:: FRAGMENTO PARA LEER

1. Al volver de su victoria sobre los amalecitas, David se detuvo dos días en Sicelag.
2. Al tercer día de la muerte de Saúl, llegó uno del ejército con la ropa hecha jirones y polvo en la cabeza; cuando llegó cayó en tierra, postrándose ante David.
3. David le preguntó: ¿De dónde vienes? Respondió: Me he escapado del campamento israelita.
4. David dijo: ¿Qué ha ocurrido? Cuéntame. Él respondió: La tropa huyó del campo de batalla, y muchos del pueblo cayeron en el combate; también murieron Saúl y su hijo Jonatán.
5. David preguntó entonces al muchacho que le informaba: ¿Cómo sabes que han muerto Saúl y su hijo Jonatán?
6. Respondió: Yo estaba casualmente en el monte Gelboé, cuando encontré a Saúl apoyado en su lanza, con los carros y los jinetes persiguiéndolo de cerca;
7. se volvió, y al verme me llamó, y yo dije: ¡A la orden!
8. Me preguntó: ¿Quién eres? Respondí: Soy un amalecita.
9. Entonces me dijo: Échate encima y remátame, que estoy en agonía y no acabo de morir.
10. Me acerqué a él y lo rematé, porque vi que, una vez caído, no viviría. Luego le quité la diadema de la cabeza y el brazalete del brazo y se los traigo aquí a mi señor.

::::

QUÉ SE PIDE
Responde estas preguntas según el fragmento sobre la noticia de la muerte de Saúl:
(a) ¿Cuántos días se detuvo David en Sicelag?
(b) ¿En qué monte dice el muchacho que encontró a Saúl?
(c) ¿Qué le quitó el muchacho a Saúl para llevárselo a David?
Las filas son un material aparte del fragmento.

:: EXTRACTOS DE DATOS

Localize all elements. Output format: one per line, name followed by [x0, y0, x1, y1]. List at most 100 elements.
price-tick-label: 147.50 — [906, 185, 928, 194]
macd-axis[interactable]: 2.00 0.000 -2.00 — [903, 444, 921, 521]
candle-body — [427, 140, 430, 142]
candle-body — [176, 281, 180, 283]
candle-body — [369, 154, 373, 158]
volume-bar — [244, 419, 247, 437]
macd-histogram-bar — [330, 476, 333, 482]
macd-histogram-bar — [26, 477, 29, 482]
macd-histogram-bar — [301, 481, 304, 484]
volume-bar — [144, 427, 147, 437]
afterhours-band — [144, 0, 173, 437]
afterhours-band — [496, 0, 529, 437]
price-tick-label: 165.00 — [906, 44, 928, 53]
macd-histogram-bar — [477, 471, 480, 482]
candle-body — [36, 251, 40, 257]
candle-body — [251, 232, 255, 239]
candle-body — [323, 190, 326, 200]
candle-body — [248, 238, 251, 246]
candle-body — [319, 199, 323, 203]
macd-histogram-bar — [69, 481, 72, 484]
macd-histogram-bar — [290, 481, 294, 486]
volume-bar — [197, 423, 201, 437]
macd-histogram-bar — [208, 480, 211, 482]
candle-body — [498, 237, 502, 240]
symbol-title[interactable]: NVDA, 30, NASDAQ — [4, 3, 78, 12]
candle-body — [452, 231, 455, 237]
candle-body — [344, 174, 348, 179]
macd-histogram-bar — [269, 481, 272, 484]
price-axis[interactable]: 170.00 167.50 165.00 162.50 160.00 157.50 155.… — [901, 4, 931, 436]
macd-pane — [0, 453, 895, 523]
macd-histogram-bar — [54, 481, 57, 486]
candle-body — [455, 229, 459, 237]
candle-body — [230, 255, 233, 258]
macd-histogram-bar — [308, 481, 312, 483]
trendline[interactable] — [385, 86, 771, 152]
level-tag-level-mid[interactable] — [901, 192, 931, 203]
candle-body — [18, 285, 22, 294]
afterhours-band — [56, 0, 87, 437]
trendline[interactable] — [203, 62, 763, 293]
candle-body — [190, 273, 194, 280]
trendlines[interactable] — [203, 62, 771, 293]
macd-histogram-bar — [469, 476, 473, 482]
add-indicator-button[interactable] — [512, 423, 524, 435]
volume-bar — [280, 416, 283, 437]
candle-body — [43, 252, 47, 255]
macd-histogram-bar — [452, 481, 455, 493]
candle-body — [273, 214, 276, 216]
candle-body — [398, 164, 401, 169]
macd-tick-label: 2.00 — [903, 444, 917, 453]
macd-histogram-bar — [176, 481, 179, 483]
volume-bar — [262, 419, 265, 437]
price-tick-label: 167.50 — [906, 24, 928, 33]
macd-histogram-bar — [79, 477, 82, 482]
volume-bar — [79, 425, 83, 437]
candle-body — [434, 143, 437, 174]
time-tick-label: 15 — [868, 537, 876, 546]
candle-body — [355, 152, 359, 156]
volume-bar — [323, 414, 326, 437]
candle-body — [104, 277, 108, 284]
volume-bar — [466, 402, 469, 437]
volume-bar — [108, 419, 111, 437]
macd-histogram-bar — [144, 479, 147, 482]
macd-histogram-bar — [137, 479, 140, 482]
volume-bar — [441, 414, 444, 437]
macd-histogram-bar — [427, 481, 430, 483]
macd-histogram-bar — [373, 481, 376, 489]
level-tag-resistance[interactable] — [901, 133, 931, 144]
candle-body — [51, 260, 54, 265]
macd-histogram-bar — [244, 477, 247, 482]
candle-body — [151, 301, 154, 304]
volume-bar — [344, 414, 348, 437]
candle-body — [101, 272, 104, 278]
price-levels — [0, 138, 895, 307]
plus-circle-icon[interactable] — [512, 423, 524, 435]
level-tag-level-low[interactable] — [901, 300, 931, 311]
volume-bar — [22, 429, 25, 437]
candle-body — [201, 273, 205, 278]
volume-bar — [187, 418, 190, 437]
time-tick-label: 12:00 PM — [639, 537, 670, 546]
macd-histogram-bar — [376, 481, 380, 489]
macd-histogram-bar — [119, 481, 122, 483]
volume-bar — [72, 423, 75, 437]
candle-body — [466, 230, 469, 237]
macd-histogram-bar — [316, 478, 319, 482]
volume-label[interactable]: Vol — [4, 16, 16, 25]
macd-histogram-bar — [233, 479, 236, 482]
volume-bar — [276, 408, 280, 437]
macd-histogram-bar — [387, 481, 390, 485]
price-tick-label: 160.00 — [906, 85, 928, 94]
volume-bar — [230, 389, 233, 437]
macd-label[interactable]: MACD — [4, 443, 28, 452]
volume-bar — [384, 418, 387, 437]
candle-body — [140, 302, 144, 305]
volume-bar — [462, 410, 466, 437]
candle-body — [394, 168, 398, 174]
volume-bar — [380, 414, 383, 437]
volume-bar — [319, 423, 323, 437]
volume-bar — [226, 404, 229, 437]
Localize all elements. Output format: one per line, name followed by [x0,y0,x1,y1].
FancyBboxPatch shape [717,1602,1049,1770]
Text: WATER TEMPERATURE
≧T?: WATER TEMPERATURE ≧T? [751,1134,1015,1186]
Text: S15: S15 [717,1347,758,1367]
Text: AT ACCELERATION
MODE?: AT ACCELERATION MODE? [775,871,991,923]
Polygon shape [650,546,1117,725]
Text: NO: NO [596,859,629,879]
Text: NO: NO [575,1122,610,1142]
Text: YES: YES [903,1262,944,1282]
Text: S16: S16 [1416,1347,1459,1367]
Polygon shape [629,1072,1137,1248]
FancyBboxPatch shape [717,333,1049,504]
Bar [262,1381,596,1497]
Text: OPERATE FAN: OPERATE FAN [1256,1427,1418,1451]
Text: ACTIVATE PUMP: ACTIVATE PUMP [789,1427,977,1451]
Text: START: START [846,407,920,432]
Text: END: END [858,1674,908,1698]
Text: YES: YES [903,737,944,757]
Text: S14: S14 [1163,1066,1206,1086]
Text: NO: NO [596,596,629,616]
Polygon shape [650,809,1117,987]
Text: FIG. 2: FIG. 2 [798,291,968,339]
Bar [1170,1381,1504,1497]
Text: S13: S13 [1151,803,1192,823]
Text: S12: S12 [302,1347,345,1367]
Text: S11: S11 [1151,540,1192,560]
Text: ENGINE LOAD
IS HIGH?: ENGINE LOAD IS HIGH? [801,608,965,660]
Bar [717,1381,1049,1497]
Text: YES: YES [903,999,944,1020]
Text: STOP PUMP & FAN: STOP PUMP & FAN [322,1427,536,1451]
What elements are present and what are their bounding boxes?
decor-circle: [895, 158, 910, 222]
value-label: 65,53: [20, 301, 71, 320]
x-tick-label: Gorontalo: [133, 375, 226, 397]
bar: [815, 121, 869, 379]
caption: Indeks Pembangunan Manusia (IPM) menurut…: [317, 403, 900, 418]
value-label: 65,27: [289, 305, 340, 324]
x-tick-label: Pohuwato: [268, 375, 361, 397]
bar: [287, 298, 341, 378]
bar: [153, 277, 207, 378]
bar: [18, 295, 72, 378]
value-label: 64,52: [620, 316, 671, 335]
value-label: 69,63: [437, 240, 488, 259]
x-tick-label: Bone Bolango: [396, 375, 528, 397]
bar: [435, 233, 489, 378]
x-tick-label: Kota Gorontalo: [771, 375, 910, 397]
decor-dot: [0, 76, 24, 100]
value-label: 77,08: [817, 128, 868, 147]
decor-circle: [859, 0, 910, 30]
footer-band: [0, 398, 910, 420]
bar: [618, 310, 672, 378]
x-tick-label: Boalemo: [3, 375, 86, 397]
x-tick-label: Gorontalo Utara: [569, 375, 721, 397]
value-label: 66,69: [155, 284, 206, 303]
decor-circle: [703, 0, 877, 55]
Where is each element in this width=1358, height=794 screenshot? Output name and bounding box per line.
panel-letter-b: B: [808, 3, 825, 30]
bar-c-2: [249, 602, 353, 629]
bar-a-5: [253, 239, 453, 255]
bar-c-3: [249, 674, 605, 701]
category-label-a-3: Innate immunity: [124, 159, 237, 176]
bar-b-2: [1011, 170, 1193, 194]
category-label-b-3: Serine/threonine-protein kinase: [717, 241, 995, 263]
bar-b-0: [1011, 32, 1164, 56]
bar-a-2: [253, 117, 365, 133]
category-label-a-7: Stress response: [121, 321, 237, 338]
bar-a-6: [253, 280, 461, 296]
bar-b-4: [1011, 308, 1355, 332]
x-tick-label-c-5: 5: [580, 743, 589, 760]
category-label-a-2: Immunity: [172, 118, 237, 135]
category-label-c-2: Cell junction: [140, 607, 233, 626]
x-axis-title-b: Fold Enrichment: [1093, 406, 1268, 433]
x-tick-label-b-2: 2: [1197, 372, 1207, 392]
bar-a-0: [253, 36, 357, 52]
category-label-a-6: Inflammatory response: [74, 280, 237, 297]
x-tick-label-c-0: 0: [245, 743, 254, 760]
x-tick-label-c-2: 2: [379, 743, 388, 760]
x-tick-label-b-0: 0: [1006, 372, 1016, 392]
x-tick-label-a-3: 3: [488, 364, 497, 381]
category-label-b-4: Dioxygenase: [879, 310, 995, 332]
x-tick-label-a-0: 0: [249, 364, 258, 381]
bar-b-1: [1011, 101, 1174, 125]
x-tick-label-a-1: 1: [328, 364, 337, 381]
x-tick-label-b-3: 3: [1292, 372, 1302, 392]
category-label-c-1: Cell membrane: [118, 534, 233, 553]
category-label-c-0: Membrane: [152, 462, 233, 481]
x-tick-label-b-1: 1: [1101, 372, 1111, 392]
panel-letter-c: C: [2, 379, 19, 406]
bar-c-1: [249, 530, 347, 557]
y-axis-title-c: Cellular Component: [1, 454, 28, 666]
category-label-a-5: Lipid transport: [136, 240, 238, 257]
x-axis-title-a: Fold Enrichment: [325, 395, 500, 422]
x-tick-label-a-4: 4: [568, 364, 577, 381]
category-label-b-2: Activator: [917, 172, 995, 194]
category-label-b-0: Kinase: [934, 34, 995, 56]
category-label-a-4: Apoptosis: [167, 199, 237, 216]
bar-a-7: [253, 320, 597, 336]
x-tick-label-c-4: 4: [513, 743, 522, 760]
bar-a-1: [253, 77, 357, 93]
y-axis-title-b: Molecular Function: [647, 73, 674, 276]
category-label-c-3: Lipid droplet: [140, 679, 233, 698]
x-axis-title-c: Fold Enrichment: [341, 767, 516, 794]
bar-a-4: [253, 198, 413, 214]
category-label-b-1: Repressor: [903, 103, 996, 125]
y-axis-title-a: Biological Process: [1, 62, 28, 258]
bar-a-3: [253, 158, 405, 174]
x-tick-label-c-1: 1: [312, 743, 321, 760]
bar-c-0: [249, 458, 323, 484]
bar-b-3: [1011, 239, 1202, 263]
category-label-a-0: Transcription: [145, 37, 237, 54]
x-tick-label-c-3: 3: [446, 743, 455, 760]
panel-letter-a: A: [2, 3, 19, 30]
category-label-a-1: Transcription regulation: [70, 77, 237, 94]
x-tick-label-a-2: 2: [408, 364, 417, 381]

::::

ESPACIO DE RESPUESTA
(a) Dos días.
(b) En el monte Gelboé.
(c) La diadema de la cabeza y el brazalete del brazo.